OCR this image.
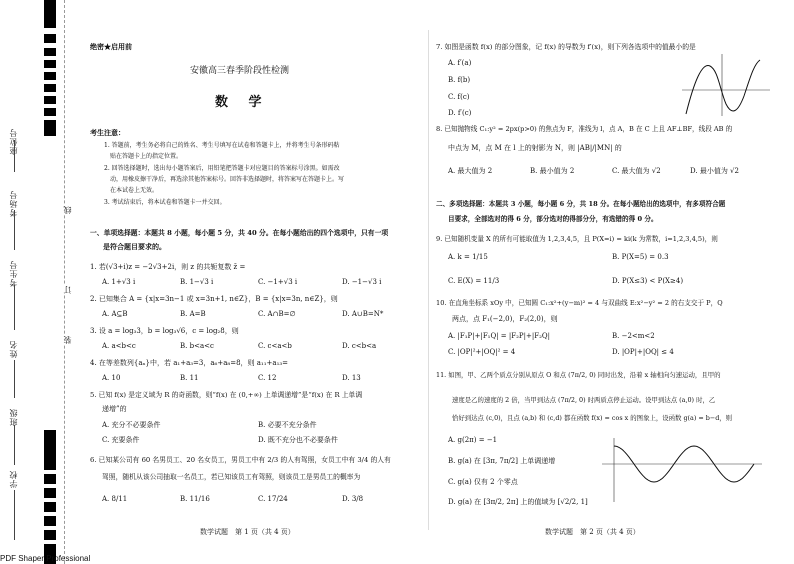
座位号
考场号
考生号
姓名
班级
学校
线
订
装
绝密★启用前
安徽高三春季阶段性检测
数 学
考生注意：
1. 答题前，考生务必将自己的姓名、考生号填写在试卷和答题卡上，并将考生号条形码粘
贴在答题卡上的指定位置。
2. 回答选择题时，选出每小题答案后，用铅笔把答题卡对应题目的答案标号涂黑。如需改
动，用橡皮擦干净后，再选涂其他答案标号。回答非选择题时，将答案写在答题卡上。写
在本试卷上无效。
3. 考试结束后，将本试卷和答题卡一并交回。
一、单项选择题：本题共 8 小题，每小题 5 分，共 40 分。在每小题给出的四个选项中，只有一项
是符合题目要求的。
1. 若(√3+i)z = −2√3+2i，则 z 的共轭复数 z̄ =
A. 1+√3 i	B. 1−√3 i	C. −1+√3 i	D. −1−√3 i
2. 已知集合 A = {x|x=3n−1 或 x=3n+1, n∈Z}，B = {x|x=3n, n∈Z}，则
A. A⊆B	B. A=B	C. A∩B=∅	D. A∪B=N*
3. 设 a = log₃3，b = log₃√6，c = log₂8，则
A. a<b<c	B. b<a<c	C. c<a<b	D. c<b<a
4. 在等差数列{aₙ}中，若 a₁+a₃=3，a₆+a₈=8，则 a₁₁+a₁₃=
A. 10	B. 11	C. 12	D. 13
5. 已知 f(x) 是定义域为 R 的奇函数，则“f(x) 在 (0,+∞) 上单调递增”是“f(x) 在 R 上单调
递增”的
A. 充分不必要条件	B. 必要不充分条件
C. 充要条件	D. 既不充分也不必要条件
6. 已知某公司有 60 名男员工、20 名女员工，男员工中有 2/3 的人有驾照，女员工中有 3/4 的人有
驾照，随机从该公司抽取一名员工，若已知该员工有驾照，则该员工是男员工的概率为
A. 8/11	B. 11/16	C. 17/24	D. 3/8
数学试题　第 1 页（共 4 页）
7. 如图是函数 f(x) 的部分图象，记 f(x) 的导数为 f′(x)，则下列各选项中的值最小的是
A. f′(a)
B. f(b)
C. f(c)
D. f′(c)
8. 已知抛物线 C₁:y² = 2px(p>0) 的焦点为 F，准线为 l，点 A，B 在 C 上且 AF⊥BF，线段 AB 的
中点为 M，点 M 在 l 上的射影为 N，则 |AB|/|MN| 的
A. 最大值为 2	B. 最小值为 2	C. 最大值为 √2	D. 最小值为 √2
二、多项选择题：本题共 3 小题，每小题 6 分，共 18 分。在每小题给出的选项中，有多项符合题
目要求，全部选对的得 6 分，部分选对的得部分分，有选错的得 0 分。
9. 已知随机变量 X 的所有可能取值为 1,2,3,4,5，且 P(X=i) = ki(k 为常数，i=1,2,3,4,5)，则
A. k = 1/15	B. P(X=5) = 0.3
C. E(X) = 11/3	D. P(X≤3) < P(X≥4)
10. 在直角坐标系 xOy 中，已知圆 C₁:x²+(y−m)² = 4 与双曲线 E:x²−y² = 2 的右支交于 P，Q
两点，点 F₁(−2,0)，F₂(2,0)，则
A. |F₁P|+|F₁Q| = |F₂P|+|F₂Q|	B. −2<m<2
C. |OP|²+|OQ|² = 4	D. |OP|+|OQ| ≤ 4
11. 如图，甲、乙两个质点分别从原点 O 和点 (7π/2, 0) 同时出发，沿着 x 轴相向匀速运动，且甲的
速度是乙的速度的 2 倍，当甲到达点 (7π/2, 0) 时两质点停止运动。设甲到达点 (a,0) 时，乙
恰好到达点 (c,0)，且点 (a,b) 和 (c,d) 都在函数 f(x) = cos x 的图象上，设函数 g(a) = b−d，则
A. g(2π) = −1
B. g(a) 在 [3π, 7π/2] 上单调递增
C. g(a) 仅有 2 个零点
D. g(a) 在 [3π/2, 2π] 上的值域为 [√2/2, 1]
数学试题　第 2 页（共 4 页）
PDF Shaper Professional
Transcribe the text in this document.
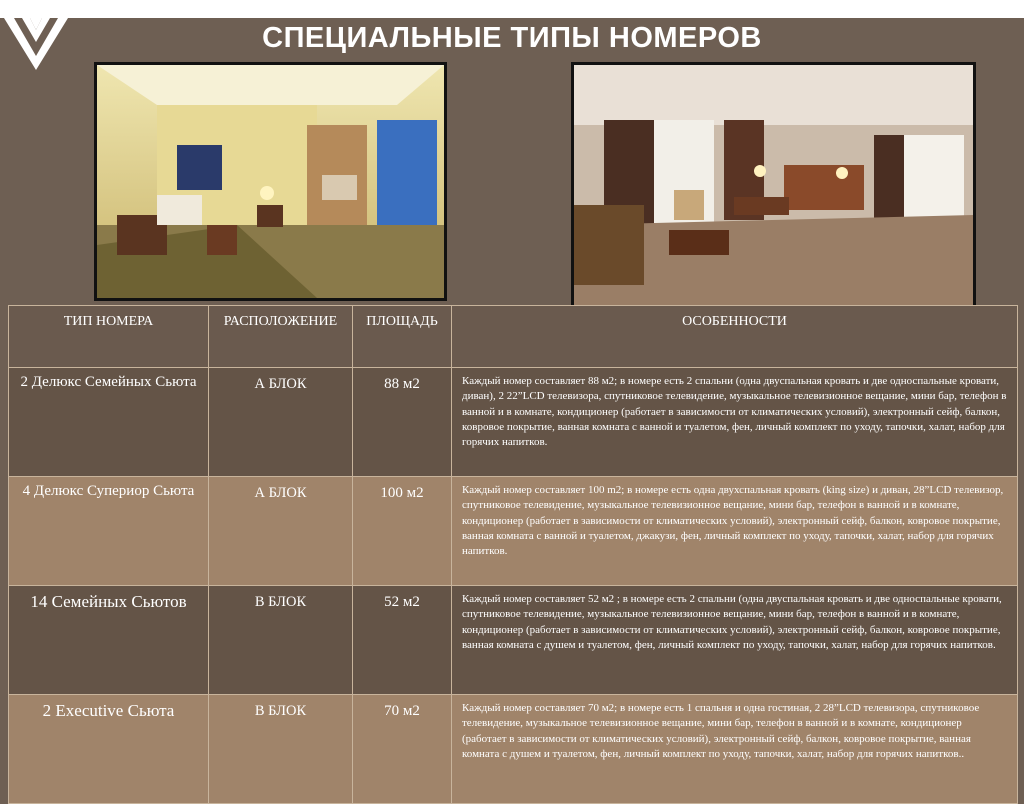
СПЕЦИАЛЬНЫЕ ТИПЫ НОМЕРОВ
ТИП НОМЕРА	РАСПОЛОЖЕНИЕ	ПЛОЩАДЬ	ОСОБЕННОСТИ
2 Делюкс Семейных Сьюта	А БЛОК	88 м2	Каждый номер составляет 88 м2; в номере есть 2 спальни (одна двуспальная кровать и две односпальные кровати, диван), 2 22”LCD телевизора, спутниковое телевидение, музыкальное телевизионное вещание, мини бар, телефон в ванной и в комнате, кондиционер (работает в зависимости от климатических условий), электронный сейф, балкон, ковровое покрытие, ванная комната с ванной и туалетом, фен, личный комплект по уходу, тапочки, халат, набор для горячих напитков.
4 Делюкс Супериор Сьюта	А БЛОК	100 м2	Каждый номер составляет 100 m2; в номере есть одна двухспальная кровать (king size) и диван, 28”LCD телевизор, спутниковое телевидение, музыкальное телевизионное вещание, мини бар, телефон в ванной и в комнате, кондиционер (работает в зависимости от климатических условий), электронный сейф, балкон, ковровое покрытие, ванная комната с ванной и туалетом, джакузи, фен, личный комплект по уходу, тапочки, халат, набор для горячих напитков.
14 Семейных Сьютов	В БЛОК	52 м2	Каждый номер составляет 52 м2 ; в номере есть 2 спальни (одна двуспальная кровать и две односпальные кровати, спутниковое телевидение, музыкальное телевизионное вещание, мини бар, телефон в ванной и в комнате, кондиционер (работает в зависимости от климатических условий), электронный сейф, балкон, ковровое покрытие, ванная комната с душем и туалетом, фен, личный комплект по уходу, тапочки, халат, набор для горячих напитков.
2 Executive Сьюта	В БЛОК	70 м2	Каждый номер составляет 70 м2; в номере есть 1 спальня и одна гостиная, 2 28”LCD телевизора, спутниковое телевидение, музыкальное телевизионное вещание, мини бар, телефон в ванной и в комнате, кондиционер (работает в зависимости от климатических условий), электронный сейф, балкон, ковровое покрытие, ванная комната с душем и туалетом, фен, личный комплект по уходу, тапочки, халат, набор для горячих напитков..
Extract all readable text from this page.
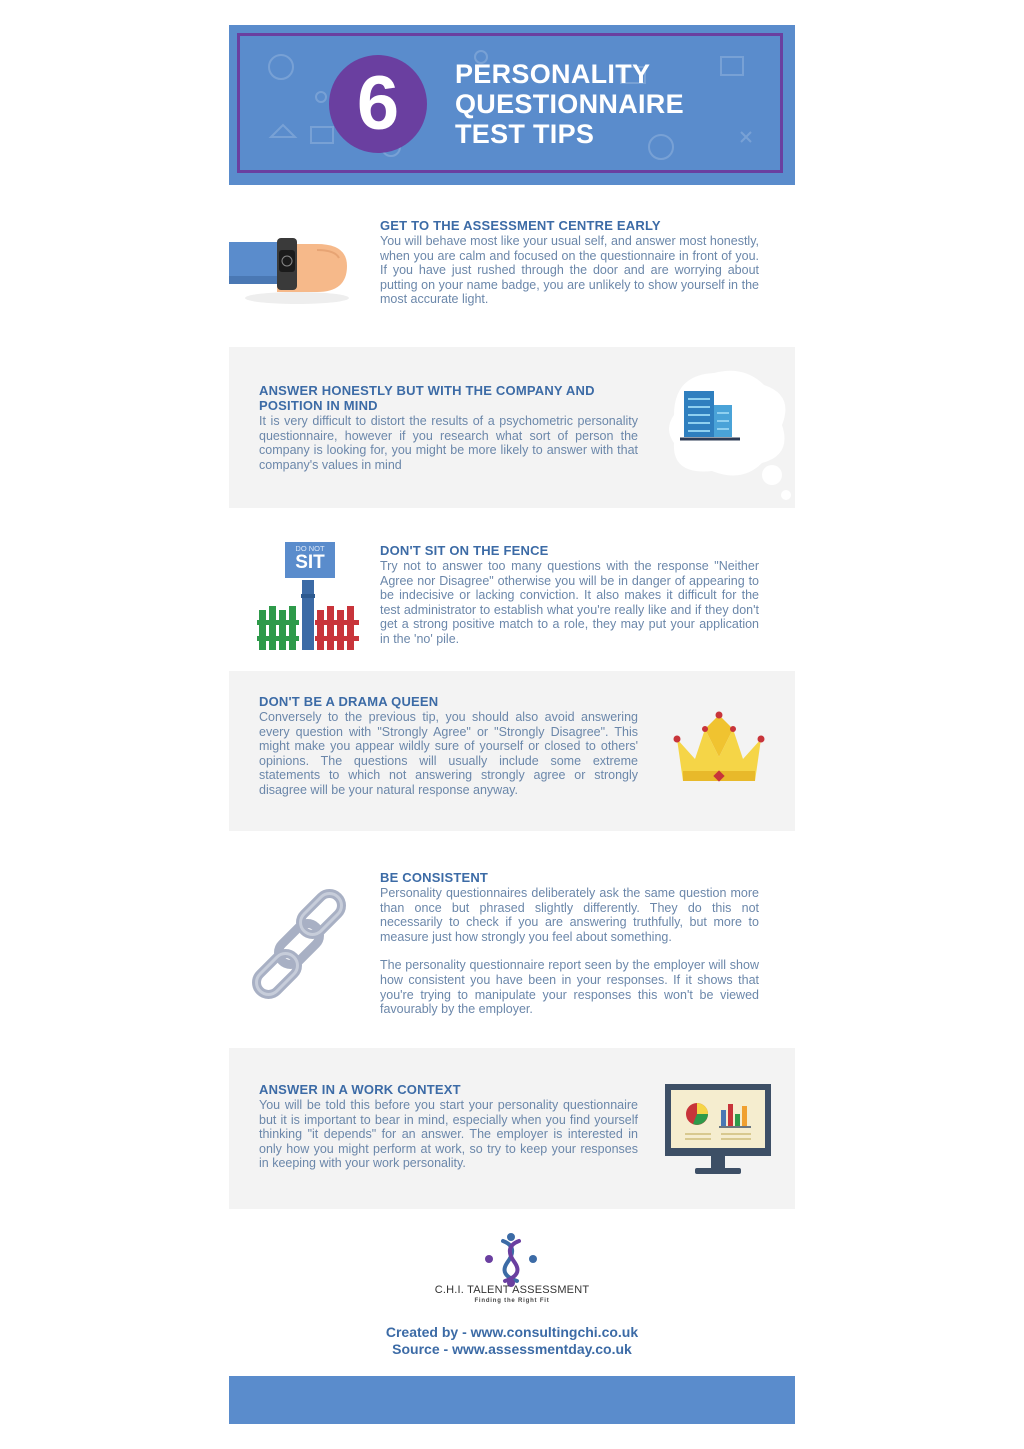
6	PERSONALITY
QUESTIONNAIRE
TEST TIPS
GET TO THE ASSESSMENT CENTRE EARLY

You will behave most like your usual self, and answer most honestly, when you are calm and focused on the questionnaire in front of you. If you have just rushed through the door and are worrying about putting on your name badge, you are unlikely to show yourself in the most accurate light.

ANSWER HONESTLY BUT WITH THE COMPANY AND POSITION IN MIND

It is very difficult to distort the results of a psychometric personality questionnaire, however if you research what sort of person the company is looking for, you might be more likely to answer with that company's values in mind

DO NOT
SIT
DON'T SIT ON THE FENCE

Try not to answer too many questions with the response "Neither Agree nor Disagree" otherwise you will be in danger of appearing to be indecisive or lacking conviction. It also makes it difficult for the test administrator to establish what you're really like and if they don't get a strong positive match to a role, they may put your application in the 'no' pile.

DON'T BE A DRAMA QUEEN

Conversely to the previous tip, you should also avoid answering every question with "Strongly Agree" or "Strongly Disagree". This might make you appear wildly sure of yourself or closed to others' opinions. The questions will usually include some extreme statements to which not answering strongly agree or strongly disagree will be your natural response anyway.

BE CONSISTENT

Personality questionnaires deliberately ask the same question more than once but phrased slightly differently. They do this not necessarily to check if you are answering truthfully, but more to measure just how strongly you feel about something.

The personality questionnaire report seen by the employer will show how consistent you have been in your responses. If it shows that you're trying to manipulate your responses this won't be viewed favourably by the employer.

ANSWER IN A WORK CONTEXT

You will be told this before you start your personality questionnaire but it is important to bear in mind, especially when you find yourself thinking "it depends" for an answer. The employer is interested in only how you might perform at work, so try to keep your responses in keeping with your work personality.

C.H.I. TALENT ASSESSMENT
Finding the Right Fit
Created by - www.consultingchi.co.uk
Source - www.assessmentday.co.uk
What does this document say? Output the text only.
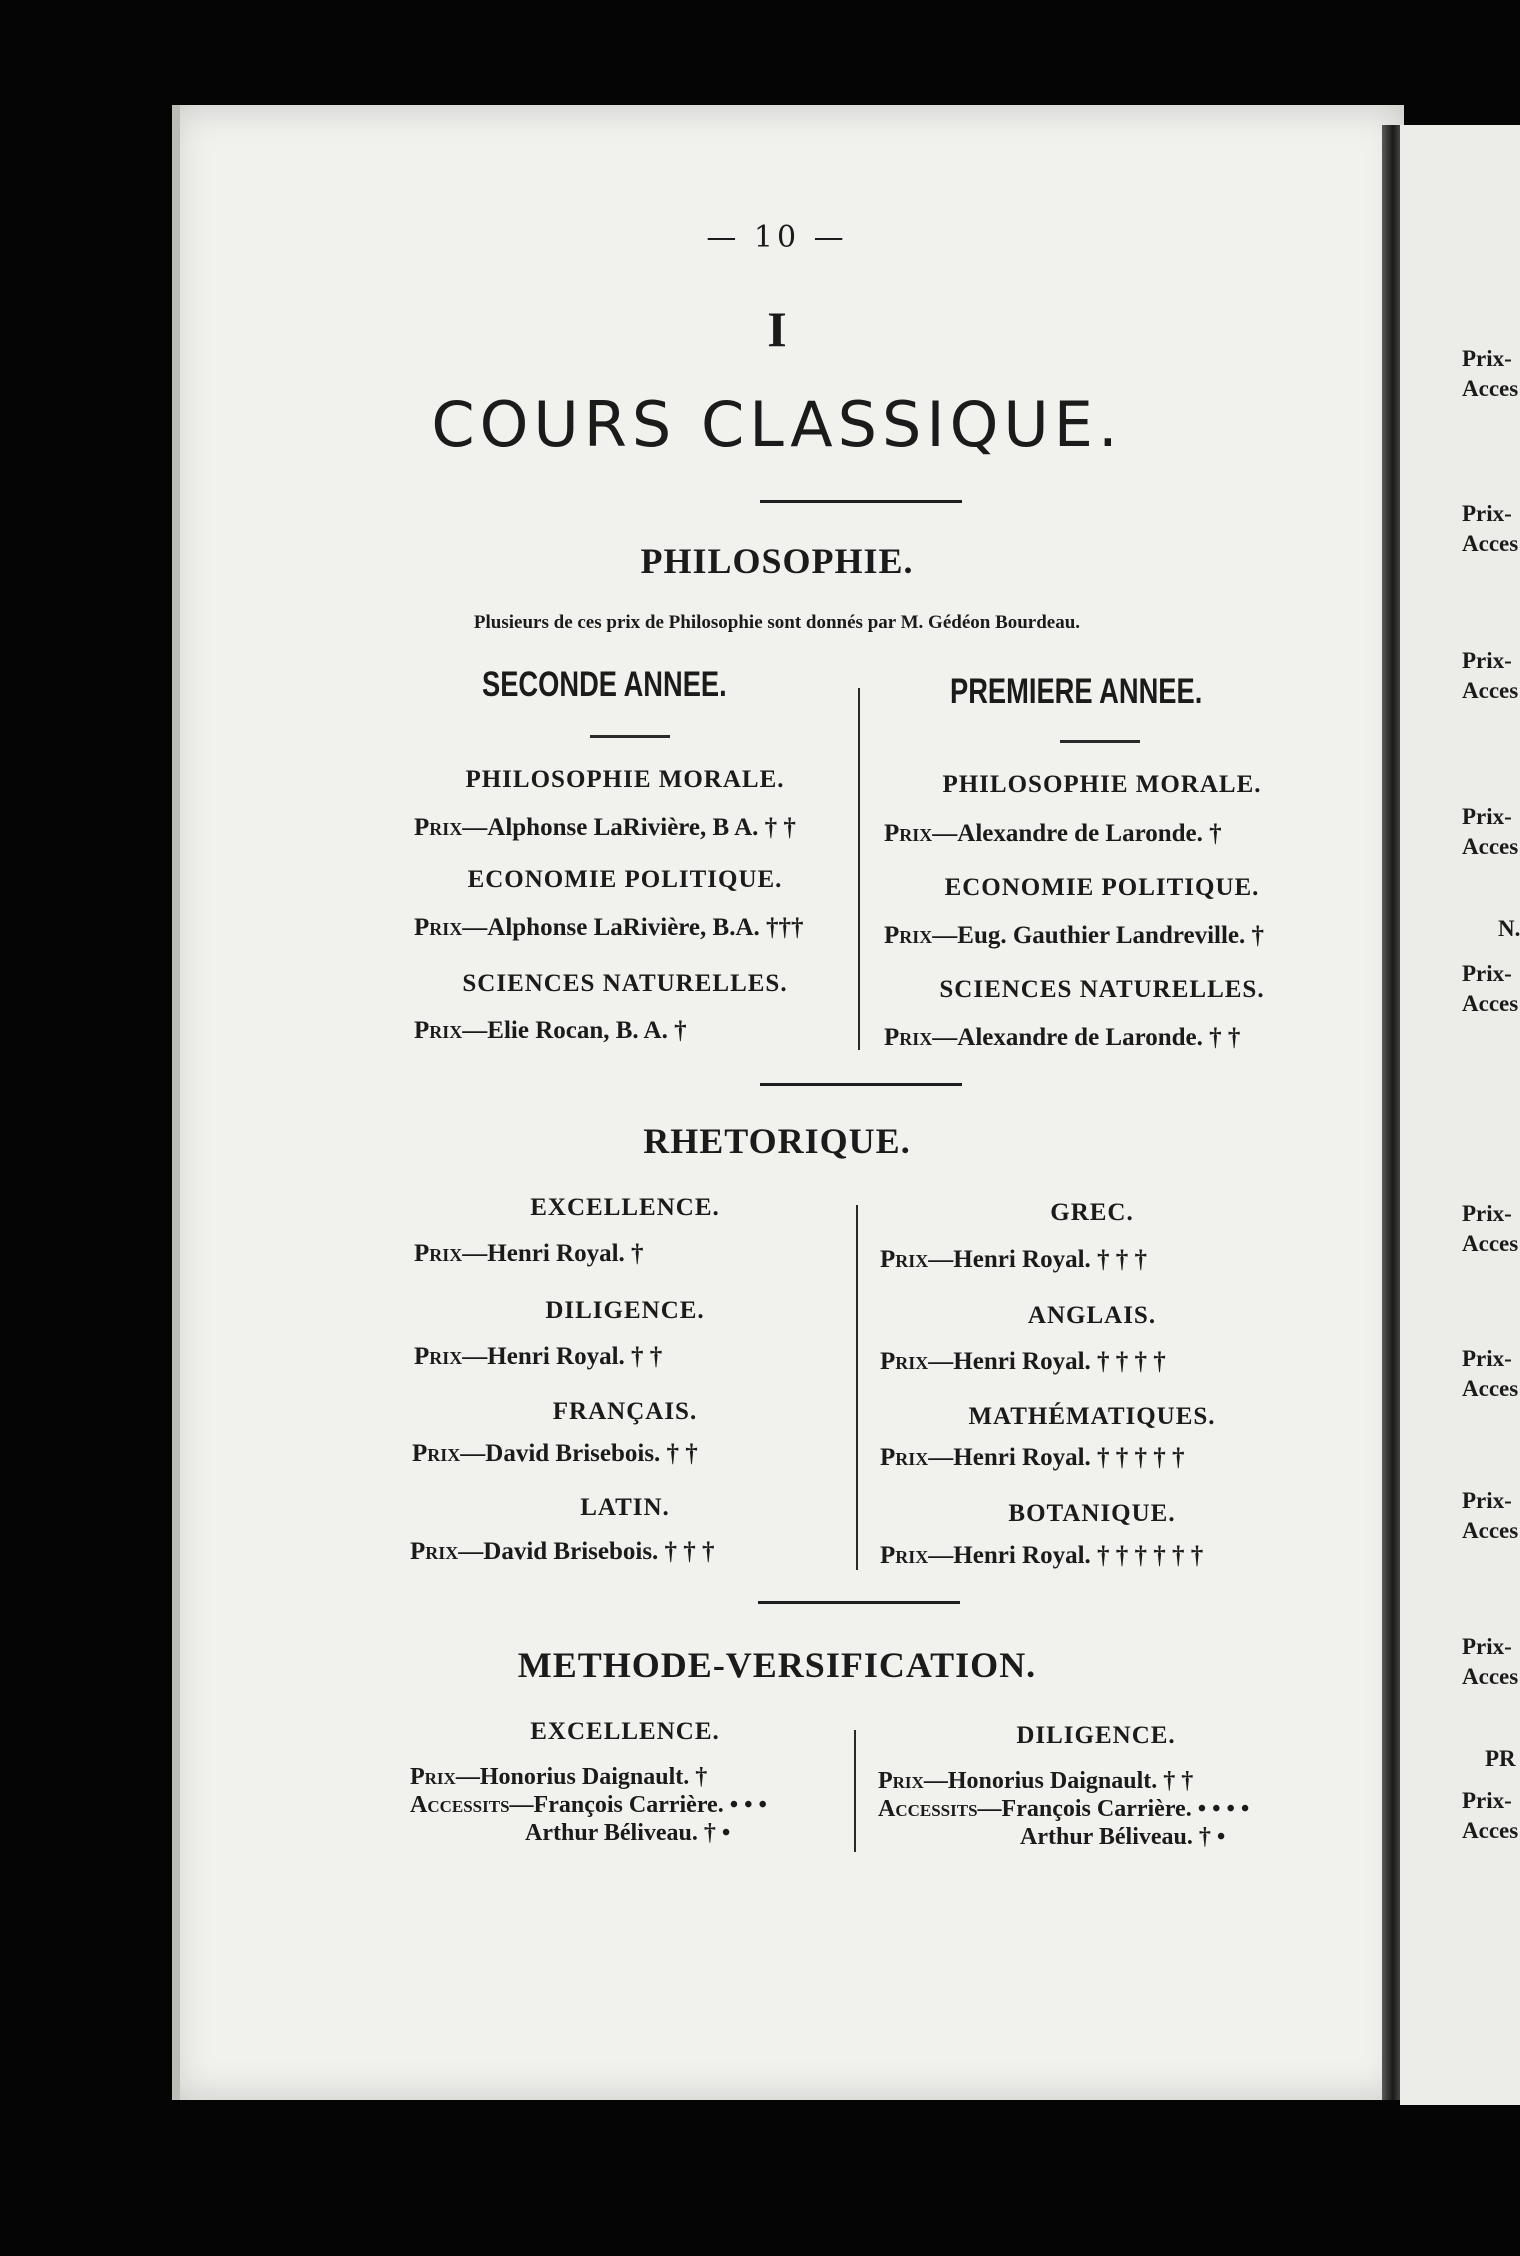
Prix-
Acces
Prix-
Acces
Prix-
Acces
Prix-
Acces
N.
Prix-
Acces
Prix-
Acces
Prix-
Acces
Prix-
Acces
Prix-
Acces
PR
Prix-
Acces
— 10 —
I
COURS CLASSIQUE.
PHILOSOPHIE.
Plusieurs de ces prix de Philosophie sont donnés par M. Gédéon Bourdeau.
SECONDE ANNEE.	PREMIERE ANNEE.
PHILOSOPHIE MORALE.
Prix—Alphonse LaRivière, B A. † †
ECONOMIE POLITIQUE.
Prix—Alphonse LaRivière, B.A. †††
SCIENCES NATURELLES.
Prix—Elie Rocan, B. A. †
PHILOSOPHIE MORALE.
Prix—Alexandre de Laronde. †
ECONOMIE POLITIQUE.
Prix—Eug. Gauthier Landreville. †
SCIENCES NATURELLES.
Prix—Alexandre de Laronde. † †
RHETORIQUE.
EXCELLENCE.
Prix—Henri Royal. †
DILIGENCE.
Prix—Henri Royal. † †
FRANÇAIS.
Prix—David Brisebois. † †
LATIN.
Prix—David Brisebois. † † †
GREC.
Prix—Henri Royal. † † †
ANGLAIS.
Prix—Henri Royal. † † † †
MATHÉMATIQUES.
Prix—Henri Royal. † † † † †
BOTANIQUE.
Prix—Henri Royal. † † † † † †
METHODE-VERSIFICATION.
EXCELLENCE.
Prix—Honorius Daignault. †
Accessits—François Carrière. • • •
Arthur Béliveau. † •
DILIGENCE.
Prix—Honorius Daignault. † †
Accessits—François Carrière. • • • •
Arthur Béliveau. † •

▶ [SHORT PROBLEM]:
Of all the lines above, how many contain the word "Alphonse"? Give the number and nothing else.

▶ [EXERCISE RESULT]:
2